» Task instructions:
Omit every image, and transcribe the remaining entries exactly as given.

Saved entries
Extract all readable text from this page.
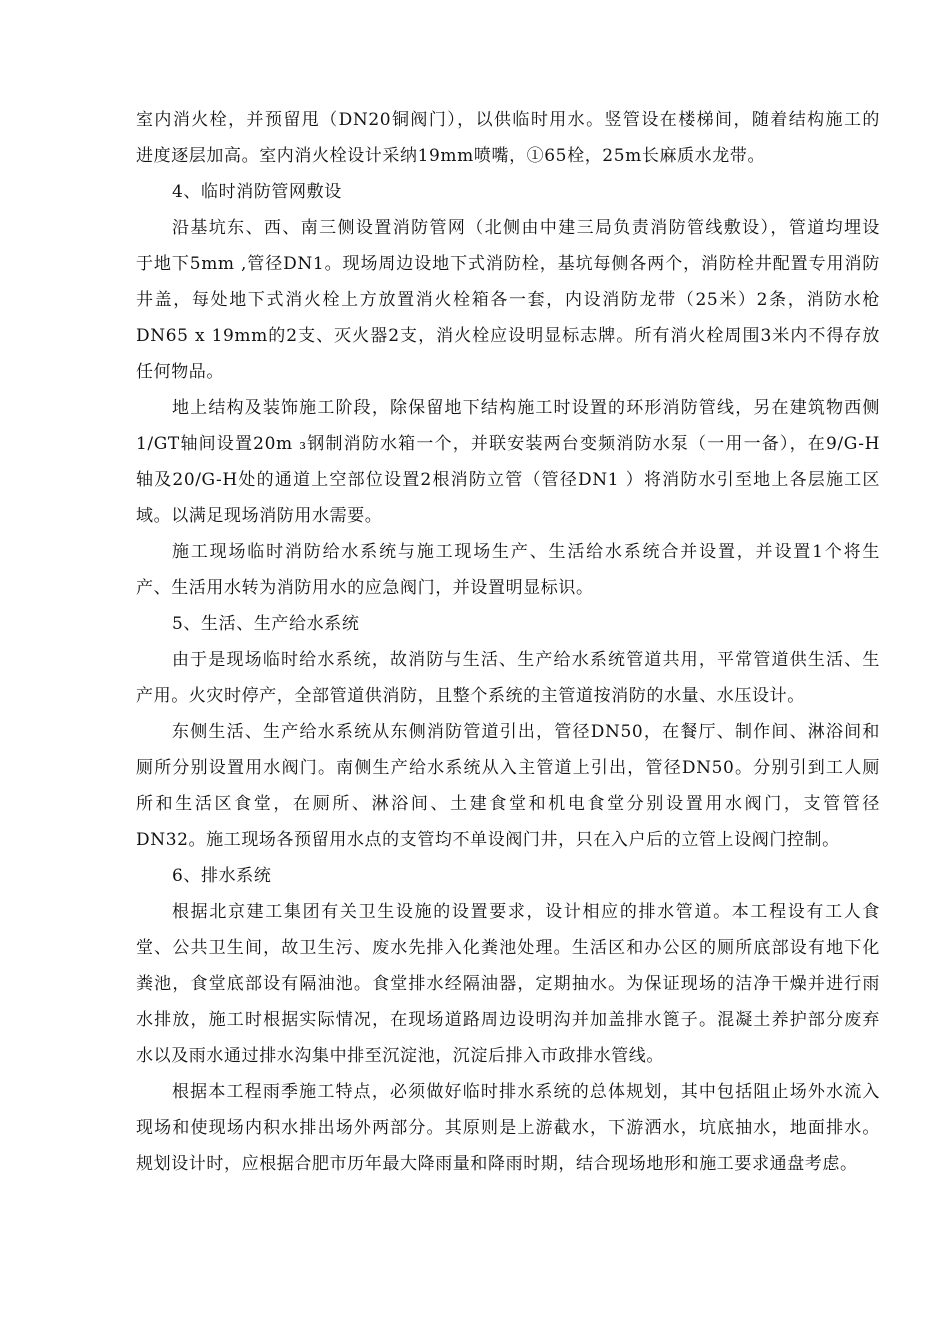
室内消火栓，并预留甩（DN20铜阀门），以供临时用水。竖管设在楼梯间，随着结构施工的
进度逐层加高。室内消火栓设计采纳19mm喷嘴，①65栓，25m长麻质水龙带。
4、临时消防管网敷设
沿基坑东、西、南三侧设置消防管网（北侧由中建三局负责消防管线敷设），管道均埋设
于地下5mm ,管径DN1。现场周边设地下式消防栓，基坑每侧各两个，消防栓井配置专用消防
井盖，每处地下式消火栓上方放置消火栓箱各一套，内设消防龙带（25米）2条，消防水枪
DN65 x 19mm的2支、灭火器2支，消火栓应设明显标志牌。所有消火栓周围3米内不得存放
任何物品。
地上结构及装饰施工阶段，除保留地下结构施工时设置的环形消防管线，另在建筑物西侧
1/GT轴间设置20m ₃钢制消防水箱一个，并联安装两台变频消防水泵（一用一备），在9/G-H
轴及20/G-H处的通道上空部位设置2根消防立管（管径DN1 ）将消防水引至地上各层施工区
域。以满足现场消防用水需要。
施工现场临时消防给水系统与施工现场生产、生活给水系统合并设置，并设置1个将生
产、生活用水转为消防用水的应急阀门，并设置明显标识。
5、生活、生产给水系统
由于是现场临时给水系统，故消防与生活、生产给水系统管道共用，平常管道供生活、生
产用。火灾时停产，全部管道供消防，且整个系统的主管道按消防的水量、水压设计。
东侧生活、生产给水系统从东侧消防管道引出，管径DN50，在餐厅、制作间、淋浴间和
厕所分别设置用水阀门。南侧生产给水系统从入主管道上引出，管径DN50。分别引到工人厕
所和生活区食堂，在厕所、淋浴间、土建食堂和机电食堂分别设置用水阀门，支管管径
DN32。施工现场各预留用水点的支管均不单设阀门井，只在入户后的立管上设阀门控制。
6、排水系统
根据北京建工集团有关卫生设施的设置要求，设计相应的排水管道。本工程设有工人食
堂、公共卫生间，故卫生污、废水先排入化粪池处理。生活区和办公区的厕所底部设有地下化
粪池，食堂底部设有隔油池。食堂排水经隔油器，定期抽水。为保证现场的洁净干燥并进行雨
水排放，施工时根据实际情况，在现场道路周边设明沟并加盖排水篦子。混凝土养护部分废弃
水以及雨水通过排水沟集中排至沉淀池，沉淀后排入市政排水管线。
根据本工程雨季施工特点，必须做好临时排水系统的总体规划，其中包括阻止场外水流入
现场和使现场内积水排出场外两部分。其原则是上游截水，下游洒水，坑底抽水，地面排水。
规划设计时，应根据合肥市历年最大降雨量和降雨时期，结合现场地形和施工要求通盘考虑。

» Exercise answer:
Extract all readable text from this page.
室内消火栓，并预留甩（DN20铜阀门），以供临时用水。竖管设在楼梯间，随着结构施工的
进度逐层加高。室内消火栓设计采纳19mm喷嘴，①65栓，25m长麻质水龙带。
4、临时消防管网敷设
沿基坑东、西、南三侧设置消防管网（北侧由中建三局负责消防管线敷设），管道均埋设
于地下5mm ,管径DN1。现场周边设地下式消防栓，基坑每侧各两个，消防栓井配置专用消防
井盖，每处地下式消火栓上方放置消火栓箱各一套，内设消防龙带（25米）2条，消防水枪
DN65 x 19mm的2支、灭火器2支，消火栓应设明显标志牌。所有消火栓周围3米内不得存放
任何物品。
地上结构及装饰施工阶段，除保留地下结构施工时设置的环形消防管线，另在建筑物西侧
1/GT轴间设置20m ₃钢制消防水箱一个，并联安装两台变频消防水泵（一用一备），在9/G-H
轴及20/G-H处的通道上空部位设置2根消防立管（管径DN1 ）将消防水引至地上各层施工区
域。以满足现场消防用水需要。
施工现场临时消防给水系统与施工现场生产、生活给水系统合并设置，并设置1个将生
产、生活用水转为消防用水的应急阀门，并设置明显标识。
5、生活、生产给水系统
由于是现场临时给水系统，故消防与生活、生产给水系统管道共用，平常管道供生活、生
产用。火灾时停产，全部管道供消防，且整个系统的主管道按消防的水量、水压设计。
东侧生活、生产给水系统从东侧消防管道引出，管径DN50，在餐厅、制作间、淋浴间和
厕所分别设置用水阀门。南侧生产给水系统从入主管道上引出，管径DN50。分别引到工人厕
所和生活区食堂，在厕所、淋浴间、土建食堂和机电食堂分别设置用水阀门，支管管径
DN32。施工现场各预留用水点的支管均不单设阀门井，只在入户后的立管上设阀门控制。
6、排水系统
根据北京建工集团有关卫生设施的设置要求，设计相应的排水管道。本工程设有工人食
堂、公共卫生间，故卫生污、废水先排入化粪池处理。生活区和办公区的厕所底部设有地下化
粪池，食堂底部设有隔油池。食堂排水经隔油器，定期抽水。为保证现场的洁净干燥并进行雨
水排放，施工时根据实际情况，在现场道路周边设明沟并加盖排水篦子。混凝土养护部分废弃
水以及雨水通过排水沟集中排至沉淀池，沉淀后排入市政排水管线。
根据本工程雨季施工特点，必须做好临时排水系统的总体规划，其中包括阻止场外水流入
现场和使现场内积水排出场外两部分。其原则是上游截水，下游洒水，坑底抽水，地面排水。
规划设计时，应根据合肥市历年最大降雨量和降雨时期，结合现场地形和施工要求通盘考虑。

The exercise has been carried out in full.